As you let go of negative states of mind, you create the space in your mind for the cultivation of positive thoughts. Skillful Thinking means that we replace angry or hostile thoughts with thoughts of loving-friendliness. Loving-friendliness, or metta, is a natural capacity. It is a warm wash of fellow-feeling, a sense of interconnectedness with all beings. Because we wish for peace, happiness, and joy for ourselves, we know that all beings must wish for these qualities. Loving-friendliness radiates to the whole world the wish that all beings enjoy a comfortable life with harmony, mutual appreciation, and appropriate abundance.
Though we all have the seed of loving-friendliness within us, we must make the effort to cultivate it. When we are rigid, uptight, tense, anxious, full of worries and fears, our natural capacity for loving-friendliness cannot flourish. To nurture the seed of loving-friendliness, we must learn to relax. In a peaceful state of mind, such as we get from mindfulness meditation, we can forget our past differences with others and forgive their faults, weaknesses, and offenses. Then loving-friendliness naturally grows within us.
As is the case with generosity, loving-friendliness begins with a thought. Typically, our minds are full of views, opinions, beliefs, ideas. We have been conditioned by our culture, traditions, education, associations, and experiences. From these mental conditions we have developed prejudices and judgments. These rigid ideas stifle our natural loving-friendliness. Yet, within this tangle of confused thinking, the idea of our friendly interconnection with others does come up occasionally. We catch a glimpse of it as we might glimpse a tree during a flash of lightning. As we learn to relax and let go of negativity, we begin to recognize our biases and not let them dominate our minds. Then the thought of loving-friendliness begins to shine, showing its true strength and beauty.

REQUIRED ACTIONS:
[a] In the passage on loving-friendliness, repeat word for word the stretch from "As is the case" through "strength and beauty.".
[b] Answer these questions from the passage on loving-friendliness:
(i) What other name does it give for loving-friendliness?
(ii) What must we learn to do in order to nurture the seed of loving-friendliness?
(iii) What does it compare catching a glimpse of our friendly interconnection with others to?
[c] Write the next part of the passage on loving-friendliness, beginning after its final sentence.
The material that follows comes from a separate source and has no connection to the passage on loving-friendliness.

GIVEN ENTRIES:
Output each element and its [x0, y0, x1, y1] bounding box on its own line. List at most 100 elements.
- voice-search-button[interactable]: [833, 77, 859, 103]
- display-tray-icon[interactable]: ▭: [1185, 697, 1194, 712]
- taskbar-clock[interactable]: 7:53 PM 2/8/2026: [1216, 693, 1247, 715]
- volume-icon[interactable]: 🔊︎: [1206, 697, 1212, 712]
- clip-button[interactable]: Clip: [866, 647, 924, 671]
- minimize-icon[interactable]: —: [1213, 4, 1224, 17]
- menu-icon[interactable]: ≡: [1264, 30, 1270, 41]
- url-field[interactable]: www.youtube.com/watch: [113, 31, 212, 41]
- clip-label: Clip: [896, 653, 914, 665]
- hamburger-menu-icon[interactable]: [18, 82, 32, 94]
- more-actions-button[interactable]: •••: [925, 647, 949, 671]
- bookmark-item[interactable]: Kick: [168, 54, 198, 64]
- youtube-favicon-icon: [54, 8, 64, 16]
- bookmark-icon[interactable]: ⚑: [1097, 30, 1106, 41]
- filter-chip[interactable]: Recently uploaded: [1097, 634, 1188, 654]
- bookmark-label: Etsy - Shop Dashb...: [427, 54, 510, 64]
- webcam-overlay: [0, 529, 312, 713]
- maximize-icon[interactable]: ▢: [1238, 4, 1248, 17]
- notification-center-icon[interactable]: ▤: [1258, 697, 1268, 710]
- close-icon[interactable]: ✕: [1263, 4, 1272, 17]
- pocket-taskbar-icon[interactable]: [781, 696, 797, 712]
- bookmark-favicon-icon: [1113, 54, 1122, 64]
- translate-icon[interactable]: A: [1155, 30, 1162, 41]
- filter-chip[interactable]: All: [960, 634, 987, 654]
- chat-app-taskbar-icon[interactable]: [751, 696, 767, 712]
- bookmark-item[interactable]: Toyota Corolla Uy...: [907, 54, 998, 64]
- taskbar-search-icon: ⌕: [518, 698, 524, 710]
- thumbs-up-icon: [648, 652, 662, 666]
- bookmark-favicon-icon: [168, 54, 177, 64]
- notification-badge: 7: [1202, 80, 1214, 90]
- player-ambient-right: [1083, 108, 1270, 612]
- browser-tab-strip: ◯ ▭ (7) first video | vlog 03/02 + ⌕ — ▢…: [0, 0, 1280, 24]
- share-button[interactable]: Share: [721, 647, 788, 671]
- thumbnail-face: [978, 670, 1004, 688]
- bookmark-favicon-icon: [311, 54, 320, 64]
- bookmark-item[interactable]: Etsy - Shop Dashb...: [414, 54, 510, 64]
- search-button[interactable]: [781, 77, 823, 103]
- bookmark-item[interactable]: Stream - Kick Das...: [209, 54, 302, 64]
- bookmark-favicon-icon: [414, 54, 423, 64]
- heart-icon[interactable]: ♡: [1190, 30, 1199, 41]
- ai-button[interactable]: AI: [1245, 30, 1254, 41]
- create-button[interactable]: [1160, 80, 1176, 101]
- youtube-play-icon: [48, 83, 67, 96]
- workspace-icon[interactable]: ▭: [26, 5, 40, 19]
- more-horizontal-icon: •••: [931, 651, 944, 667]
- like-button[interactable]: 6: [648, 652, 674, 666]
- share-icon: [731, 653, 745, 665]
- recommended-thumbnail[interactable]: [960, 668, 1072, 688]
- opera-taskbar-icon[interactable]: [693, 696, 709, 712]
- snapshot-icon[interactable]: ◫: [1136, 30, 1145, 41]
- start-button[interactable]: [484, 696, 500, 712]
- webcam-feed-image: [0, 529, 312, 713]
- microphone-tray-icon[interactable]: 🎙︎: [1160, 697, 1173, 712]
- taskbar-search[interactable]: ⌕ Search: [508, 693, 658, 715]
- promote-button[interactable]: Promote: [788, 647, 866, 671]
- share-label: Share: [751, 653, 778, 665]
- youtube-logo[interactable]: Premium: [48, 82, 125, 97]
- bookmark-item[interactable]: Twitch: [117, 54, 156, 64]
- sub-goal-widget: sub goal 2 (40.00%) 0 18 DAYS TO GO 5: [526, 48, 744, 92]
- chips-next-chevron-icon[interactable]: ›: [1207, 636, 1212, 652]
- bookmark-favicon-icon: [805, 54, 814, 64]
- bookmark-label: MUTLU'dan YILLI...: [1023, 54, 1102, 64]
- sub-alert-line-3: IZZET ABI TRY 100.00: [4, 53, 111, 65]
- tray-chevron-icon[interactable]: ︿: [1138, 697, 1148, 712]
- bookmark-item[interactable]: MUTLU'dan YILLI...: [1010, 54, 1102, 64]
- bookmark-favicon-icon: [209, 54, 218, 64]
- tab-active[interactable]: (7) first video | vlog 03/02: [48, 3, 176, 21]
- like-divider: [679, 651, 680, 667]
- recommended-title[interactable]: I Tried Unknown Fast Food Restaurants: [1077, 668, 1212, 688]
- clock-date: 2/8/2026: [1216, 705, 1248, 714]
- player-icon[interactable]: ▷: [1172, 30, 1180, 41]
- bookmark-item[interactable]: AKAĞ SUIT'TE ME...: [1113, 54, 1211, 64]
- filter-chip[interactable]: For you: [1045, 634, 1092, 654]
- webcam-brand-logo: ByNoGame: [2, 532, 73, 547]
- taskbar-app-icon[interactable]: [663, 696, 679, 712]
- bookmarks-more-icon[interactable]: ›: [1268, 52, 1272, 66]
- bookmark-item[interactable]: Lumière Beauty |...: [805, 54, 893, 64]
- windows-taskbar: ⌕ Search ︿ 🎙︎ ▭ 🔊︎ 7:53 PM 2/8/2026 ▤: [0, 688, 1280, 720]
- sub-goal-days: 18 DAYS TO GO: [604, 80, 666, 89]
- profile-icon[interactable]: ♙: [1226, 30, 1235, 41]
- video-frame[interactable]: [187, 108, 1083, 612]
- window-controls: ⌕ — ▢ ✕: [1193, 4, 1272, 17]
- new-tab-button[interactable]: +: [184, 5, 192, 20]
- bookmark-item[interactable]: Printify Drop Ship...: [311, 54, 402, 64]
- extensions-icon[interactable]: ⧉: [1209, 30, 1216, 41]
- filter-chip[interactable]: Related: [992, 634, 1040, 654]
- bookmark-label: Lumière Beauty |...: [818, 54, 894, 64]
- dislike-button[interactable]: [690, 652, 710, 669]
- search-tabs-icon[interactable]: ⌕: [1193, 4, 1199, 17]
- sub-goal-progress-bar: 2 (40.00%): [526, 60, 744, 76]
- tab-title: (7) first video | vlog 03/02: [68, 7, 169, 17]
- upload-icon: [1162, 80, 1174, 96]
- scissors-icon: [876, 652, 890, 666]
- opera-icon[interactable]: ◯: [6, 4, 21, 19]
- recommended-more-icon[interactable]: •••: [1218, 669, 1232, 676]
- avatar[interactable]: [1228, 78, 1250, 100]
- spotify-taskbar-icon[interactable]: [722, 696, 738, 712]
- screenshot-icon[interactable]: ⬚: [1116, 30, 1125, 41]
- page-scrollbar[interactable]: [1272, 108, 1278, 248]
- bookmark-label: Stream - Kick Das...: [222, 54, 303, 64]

THE RESPONSES:
[a]
As is the case with generosity, loving-friendliness begins with a thought. Typically, our minds are full of views, opinions, beliefs, ideas. We have been conditioned by our culture, traditions, education, associations, and experiences. From these mental conditions we have developed prejudices and judgments. These rigid ideas stifle our natural loving-friendliness. Yet, within this tangle of confused thinking, the idea of our friendly interconnection with others does come up occasionally. We catch a glimpse of it as we might glimpse a tree during a flash of lightning. As we learn to relax and let go of negativity, we begin to recognize our biases and not let them dominate our minds. Then the thought of loving-friendliness begins to shine, showing its true strength and beauty.

[b]
(i) Metta.
(ii) Relax.
(iii) Glimpsing a tree during a flash of lightning.

[c]
The loving-friendliness that we wish to cultivate is not love as we ordinarily understand it. When you say you love so-and-so, what you conceive in your mind is generally an emotion conditioned by the behavior or qualities of that person. Perhaps you admire the person's appearance, manner, ideas, voice, or attitude. Should these conditions change, or your tastes, whims, and fancies change, what you call love might change as well. In extreme cases, your love might even turn to hate. This love-hate duality pervades all our ordinary feelings of affection. You love one person and hate another. Or you love now and hate later. Or you love whenever you feel like it and hate whenever you feel like it. Or you love when everything is smooth and rosy, and hate when anything goes wrong.
If your love changes from time to time, place to place, and situation to situation in this fashion, then what you call love is not the skillful thought of loving-friendliness. It may be erotic lust, greed for material security, desire to feel loved, or some other form of greed in disguise. True loving-friendliness has no ulterior motive. It never changes into hate as circumstances change. It never makes you angry if you do not get favors in return. Loving-friendliness motivates you to behave kindly to all beings at all times and to speak gently in their presence and in their absence.
When fully matured, your net of loving-friendliness embraces everything in the universe without exception. It has no limitations, no boundaries. Your thought of loving-friendliness includes not only all beings as they are at this moment but also your wish that all of them, without any discrimination or favoritism, will be happy in the limitless future.
Loving Your Enemies
Some people wonder how they can extend the feeling of loving-friendliness toward their enemies. They wonder how they can say sincerely, "May my enemies be well, happy, and peaceful. May no difficulties or problems come to them."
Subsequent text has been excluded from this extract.